(Collection entries)
··········

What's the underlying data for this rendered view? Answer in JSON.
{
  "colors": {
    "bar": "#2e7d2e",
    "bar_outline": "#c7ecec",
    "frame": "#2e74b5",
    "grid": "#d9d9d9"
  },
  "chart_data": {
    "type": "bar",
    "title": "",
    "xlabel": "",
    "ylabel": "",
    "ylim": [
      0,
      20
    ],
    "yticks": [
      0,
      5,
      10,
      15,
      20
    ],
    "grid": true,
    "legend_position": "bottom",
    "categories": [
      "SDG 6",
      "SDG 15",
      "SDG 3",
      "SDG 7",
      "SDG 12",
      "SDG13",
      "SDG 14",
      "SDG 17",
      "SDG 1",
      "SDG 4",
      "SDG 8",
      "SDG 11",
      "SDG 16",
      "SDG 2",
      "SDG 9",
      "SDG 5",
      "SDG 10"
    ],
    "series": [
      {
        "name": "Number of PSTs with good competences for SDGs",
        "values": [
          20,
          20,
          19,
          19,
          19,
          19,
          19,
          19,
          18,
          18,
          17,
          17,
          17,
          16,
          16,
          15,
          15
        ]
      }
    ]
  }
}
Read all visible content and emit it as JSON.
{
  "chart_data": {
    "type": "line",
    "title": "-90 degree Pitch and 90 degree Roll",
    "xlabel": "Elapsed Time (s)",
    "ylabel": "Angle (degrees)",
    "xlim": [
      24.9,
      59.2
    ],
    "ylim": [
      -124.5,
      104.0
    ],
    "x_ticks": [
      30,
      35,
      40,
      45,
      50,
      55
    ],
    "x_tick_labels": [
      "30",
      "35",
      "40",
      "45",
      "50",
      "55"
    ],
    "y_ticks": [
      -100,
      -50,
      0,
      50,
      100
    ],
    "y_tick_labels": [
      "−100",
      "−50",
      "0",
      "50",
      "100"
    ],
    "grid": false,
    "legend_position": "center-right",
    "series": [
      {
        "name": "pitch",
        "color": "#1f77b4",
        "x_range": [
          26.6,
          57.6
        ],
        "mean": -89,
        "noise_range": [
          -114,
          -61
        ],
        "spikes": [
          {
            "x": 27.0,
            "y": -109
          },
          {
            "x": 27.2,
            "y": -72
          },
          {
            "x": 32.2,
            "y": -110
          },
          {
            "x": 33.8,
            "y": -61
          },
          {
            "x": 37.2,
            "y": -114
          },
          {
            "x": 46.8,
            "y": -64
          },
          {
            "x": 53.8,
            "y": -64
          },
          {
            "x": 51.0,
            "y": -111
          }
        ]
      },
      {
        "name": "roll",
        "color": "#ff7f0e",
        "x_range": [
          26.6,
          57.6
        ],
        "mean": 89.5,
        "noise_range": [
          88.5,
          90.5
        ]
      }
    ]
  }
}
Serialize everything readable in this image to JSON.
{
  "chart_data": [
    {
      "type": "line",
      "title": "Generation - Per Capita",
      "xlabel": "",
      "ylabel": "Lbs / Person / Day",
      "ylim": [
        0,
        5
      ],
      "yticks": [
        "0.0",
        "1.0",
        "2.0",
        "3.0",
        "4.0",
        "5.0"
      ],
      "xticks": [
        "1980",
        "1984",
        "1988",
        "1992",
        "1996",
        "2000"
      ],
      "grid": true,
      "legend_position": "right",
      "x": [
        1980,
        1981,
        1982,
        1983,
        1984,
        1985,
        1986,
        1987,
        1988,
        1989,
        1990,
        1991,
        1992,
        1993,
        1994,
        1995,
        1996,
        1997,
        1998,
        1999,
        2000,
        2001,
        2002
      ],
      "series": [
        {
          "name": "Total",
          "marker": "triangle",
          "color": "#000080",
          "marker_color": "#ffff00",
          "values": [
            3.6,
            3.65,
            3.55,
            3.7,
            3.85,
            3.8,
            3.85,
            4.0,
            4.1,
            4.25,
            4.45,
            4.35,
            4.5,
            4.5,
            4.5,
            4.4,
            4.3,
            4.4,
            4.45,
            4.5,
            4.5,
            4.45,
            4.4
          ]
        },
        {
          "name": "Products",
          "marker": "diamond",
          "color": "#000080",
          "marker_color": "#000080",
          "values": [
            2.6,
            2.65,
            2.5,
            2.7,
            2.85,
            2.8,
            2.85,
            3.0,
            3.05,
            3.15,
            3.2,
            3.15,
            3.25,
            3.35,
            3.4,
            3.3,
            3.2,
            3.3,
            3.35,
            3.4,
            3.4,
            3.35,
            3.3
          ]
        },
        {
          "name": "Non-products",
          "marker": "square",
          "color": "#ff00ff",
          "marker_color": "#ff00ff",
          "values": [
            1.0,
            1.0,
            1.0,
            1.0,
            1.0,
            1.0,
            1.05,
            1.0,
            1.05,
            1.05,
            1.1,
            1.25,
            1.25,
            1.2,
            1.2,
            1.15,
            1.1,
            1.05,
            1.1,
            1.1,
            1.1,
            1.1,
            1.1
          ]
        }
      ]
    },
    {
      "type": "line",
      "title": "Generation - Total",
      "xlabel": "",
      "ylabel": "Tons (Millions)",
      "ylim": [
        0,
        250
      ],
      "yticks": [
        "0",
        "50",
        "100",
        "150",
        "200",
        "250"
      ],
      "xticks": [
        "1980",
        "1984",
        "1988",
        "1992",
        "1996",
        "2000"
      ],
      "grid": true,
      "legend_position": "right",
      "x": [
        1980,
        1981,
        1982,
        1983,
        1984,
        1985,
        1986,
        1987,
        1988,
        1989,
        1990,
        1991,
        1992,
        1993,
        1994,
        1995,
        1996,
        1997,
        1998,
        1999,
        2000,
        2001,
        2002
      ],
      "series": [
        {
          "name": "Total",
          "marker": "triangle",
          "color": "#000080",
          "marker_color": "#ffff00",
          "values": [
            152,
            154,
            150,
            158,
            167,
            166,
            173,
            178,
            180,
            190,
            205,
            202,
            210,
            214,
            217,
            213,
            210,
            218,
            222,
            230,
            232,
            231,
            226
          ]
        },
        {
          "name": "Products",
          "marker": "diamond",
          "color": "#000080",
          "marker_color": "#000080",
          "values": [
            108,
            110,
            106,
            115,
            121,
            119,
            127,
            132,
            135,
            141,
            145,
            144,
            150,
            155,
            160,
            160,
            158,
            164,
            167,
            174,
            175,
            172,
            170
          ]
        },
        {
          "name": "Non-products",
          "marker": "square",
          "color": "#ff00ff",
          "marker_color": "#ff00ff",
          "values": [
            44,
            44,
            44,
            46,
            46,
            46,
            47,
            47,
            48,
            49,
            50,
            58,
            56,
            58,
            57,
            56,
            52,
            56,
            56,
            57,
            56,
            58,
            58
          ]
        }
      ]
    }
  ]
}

··········

Stated task:
Gather each line in the entries above where the string "this" is found.

Reply:
What's the underlying data for this rendered view? Answer in JSON.
Serialize everything readable in this image to JSON.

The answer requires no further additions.